__INSTRUCTIONS TO FOLLOW__. Identify every line in the records below that contains the word "text", and copy each of those lines.

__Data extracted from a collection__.
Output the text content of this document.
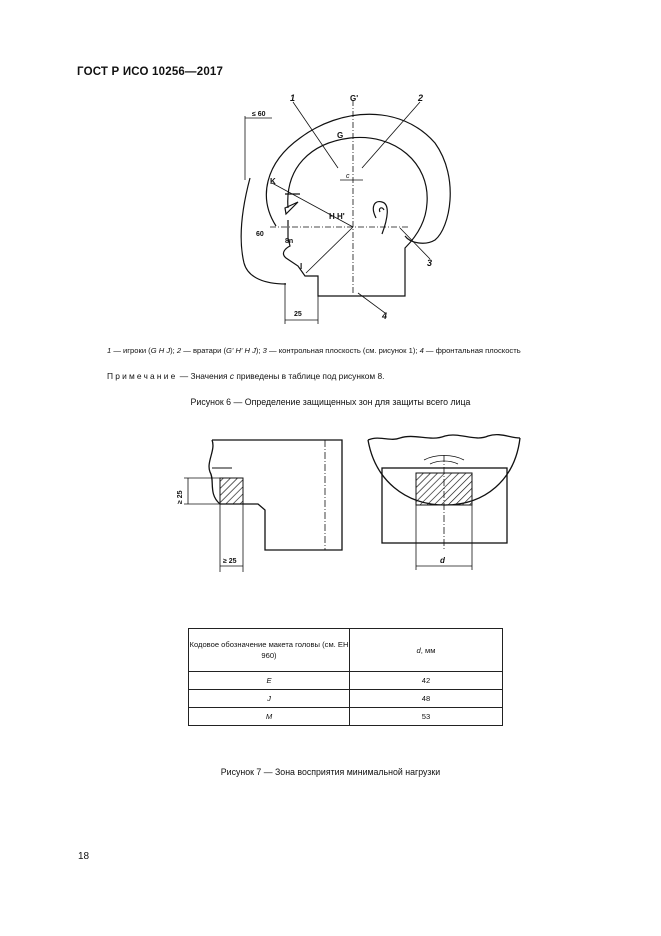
ГОСТ Р ИСО 10256—2017
1	2
3
4
G'
G
c
K
H H'
I
≤ 60
60
8n
25
1 — игроки (G H J); 2 — вратари (G' H' H J); 3 — контрольная плоскость (см. рисунок 1); 4 — фронтальная плоскость
Примечание — Значения c приведены в таблице под рисунком 8.
Рисунок 6 — Определение защищенных зон для защиты всего лица
≥ 25
≥ 25	d
Кодовое обозначение макета головы (см. ЕН 960)	d, мм
E	42
J	48
M	53
Рисунок 7 — Зона восприятия минимальной нагрузки
18
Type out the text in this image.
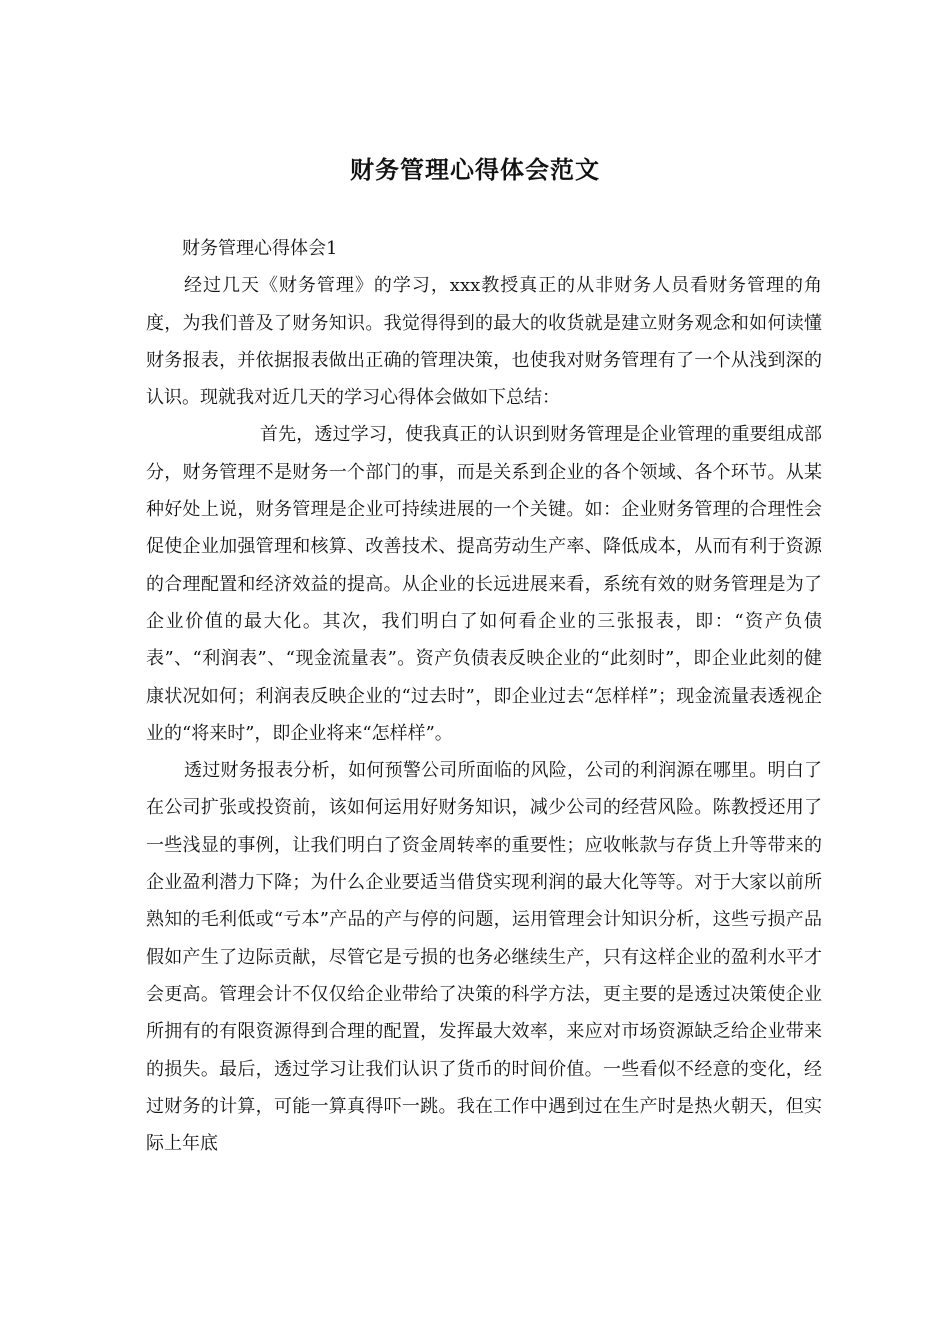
财务管理心得体会范文

财务管理心得体会1

经过几天《财务管理》的学习，xxx教授真正的从非财务人员看财务管理的角度，为我们普及了财务知识。我觉得得到的最大的收货就是建立财务观念和如何读懂财务报表，并依据报表做出正确的管理决策，也使我对财务管理有了一个从浅到深的认识。现就我对近几天的学习心得体会做如下总结：

首先，透过学习，使我真正的认识到财务管理是企业管理的重要组成部分，财务管理不是财务一个部门的事，而是关系到企业的各个领域、各个环节。从某种好处上说，财务管理是企业可持续进展的一个关键。如：企业财务管理的合理性会促使企业加强管理和核算、改善技术、提高劳动生产率、降低成本，从而有利于资源的合理配置和经济效益的提高。从企业的长远进展来看，系统有效的财务管理是为了企业价值的最大化。其次，我们明白了如何看企业的三张报表，即：“资产负债表”、“利润表”、“现金流量表”。资产负债表反映企业的“此刻时”，即企业此刻的健康状况如何；利润表反映企业的“过去时”，即企业过去“怎样样”；现金流量表透视企业的“将来时”，即企业将来“怎样样”。

透过财务报表分析，如何预警公司所面临的风险，公司的利润源在哪里。明白了在公司扩张或投资前，该如何运用好财务知识，减少公司的经营风险。陈教授还用了一些浅显的事例，让我们明白了资金周转率的重要性；应收帐款与存货上升等带来的企业盈利潜力下降；为什么企业要适当借贷实现利润的最大化等等。对于大家以前所熟知的毛利低或“亏本”产品的产与停的问题，运用管理会计知识分析，这些亏损产品假如产生了边际贡献，尽管它是亏损的也务必继续生产，只有这样企业的盈利水平才会更高。管理会计不仅仅给企业带给了决策的科学方法，更主要的是透过决策使企业所拥有的有限资源得到合理的配置，发挥最大效率，来应对市场资源缺乏给企业带来的损失。最后，透过学习让我们认识了货币的时间价值。一些看似不经意的变化，经过财务的计算，可能一算真得吓一跳。我在工作中遇到过在生产时是热火朝天，但实际上年底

__SOLUTION BELOW__.
Output the text content of this document.
Type out the text in this image.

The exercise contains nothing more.